Reproduce every line of the records from the one containing "- contour-label: 296: [324, 212, 347, 226]" down to the one containing "- contour-label: 304: [1084, 380, 1107, 394]", both ends included, without any changes.

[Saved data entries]
○ ○ ○ ○

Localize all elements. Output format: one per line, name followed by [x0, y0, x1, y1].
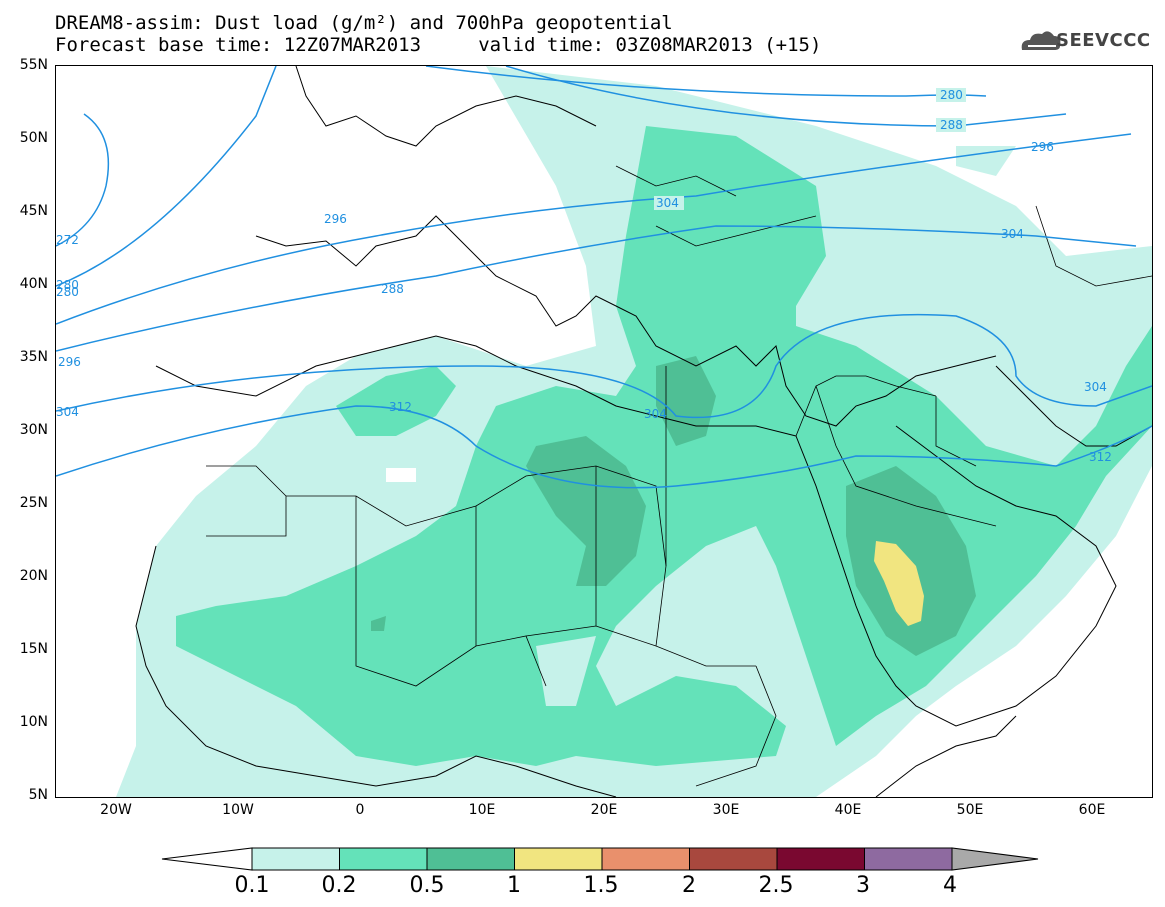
- contour-label: 296: [324, 212, 347, 226]
- contour-label: 304: [1001, 227, 1024, 241]
- geopotential-contours: [56, 66, 1152, 489]
- colorbar-segment: [339, 847, 428, 871]
- logo-text: SEEVCCC: [1056, 30, 1151, 51]
- lat-label: 45N: [19, 203, 48, 219]
- lon-label: 10W: [222, 802, 254, 818]
- country-borders: [206, 165, 1152, 787]
- lat-label: 30N: [19, 422, 48, 438]
- lat-label: 20N: [19, 568, 48, 584]
- lat-label: 35N: [19, 349, 48, 365]
- contour-label: 304: [1084, 380, 1107, 394]
- colorbar-label: 1: [507, 873, 521, 898]
- contour-label: 296: [58, 355, 81, 369]
- contour-labels: 280 288 296 304 312 296 288 280 272 280 …: [56, 88, 1112, 482]
- contour-label: 288: [940, 118, 963, 132]
- colorbar-label: 0.1: [234, 873, 270, 898]
- contour-label: 296: [1031, 140, 1054, 154]
- colorbar-label: 2.5: [758, 873, 794, 898]
- contour-label: 280: [940, 88, 963, 102]
- contour-label: 288: [381, 282, 404, 296]
- lat-label: 40N: [19, 276, 48, 292]
- lat-label: 15N: [19, 641, 48, 657]
- lat-label: 50N: [19, 130, 48, 146]
- map-title-line-2: Forecast base time: 12Z07MAR2013 valid t…: [55, 34, 822, 56]
- lon-label: 30E: [712, 802, 740, 818]
- lon-label: 50E: [956, 802, 984, 818]
- colorbar-segment: [601, 847, 690, 871]
- contour-label: 304: [56, 405, 79, 419]
- lat-label: 25N: [19, 495, 48, 511]
- contour-label: 304: [644, 407, 667, 421]
- contour-label: 272: [56, 233, 79, 247]
- lon-label: 20E: [590, 802, 618, 818]
- contour-label: 312: [389, 400, 412, 414]
- contour-label: 304: [656, 196, 679, 210]
- colorbar-segment: [864, 847, 953, 871]
- colorbar-segment: [776, 847, 865, 871]
- lon-label: 20W: [100, 802, 132, 818]
- colorbar-label: 0.5: [409, 873, 445, 898]
- colorbar-segment: [426, 847, 515, 871]
- lat-label: 10N: [19, 714, 48, 730]
- dust-shading-yellow: [874, 541, 924, 626]
- lon-label: 60E: [1078, 802, 1106, 818]
- colorbar-label: 3: [856, 873, 870, 898]
- colorbar-label: 1.5: [583, 873, 619, 898]
- dust-load-map: 280 288 296 304 312 296 288 280 272 280 …: [55, 65, 1153, 798]
- contour-label: 280: [56, 278, 79, 292]
- colorbar-segment: [514, 847, 603, 871]
- lat-label: 55N: [19, 57, 48, 73]
- coastlines: [135, 66, 1152, 797]
- cloud-logo-icon: [1021, 31, 1061, 50]
- colorbar: [161, 847, 1039, 871]
- colorbar-segment: [251, 847, 340, 871]
- colorbar-label: 0.2: [321, 873, 357, 898]
- colorbar-label: 2: [682, 873, 696, 898]
- colorbar-segment: [689, 847, 778, 871]
- lon-label: 10E: [468, 802, 496, 818]
- contour-label: 312: [1089, 450, 1112, 464]
- colorbar-right-arrow: [951, 847, 1039, 871]
- lon-label: 0: [355, 802, 365, 818]
- map-title-line-1: DREAM8-assim: Dust load (g/m²) and 700hP…: [55, 12, 673, 34]
- lon-label: 40E: [834, 802, 862, 818]
- colorbar-left-arrow: [161, 847, 253, 871]
- contour-label: 280: [56, 285, 79, 299]
- lat-label: 5N: [28, 787, 48, 803]
- colorbar-label: 4: [943, 873, 957, 898]
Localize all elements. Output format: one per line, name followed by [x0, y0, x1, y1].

○ ○ ○ ○

* [Result of this task]:
- contour-label: 296: [324, 212, 347, 226]
- contour-label: 304: [1001, 227, 1024, 241]
- geopotential-contours: [56, 66, 1152, 489]
- colorbar-segment: [339, 847, 428, 871]
- logo-text: SEEVCCC: [1056, 30, 1151, 51]
- lat-label: 45N: [19, 203, 48, 219]
- lon-label: 10W: [222, 802, 254, 818]
- country-borders: [206, 165, 1152, 787]
- lat-label: 30N: [19, 422, 48, 438]
- lat-label: 20N: [19, 568, 48, 584]
- lat-label: 35N: [19, 349, 48, 365]
- contour-label: 304: [1084, 380, 1107, 394]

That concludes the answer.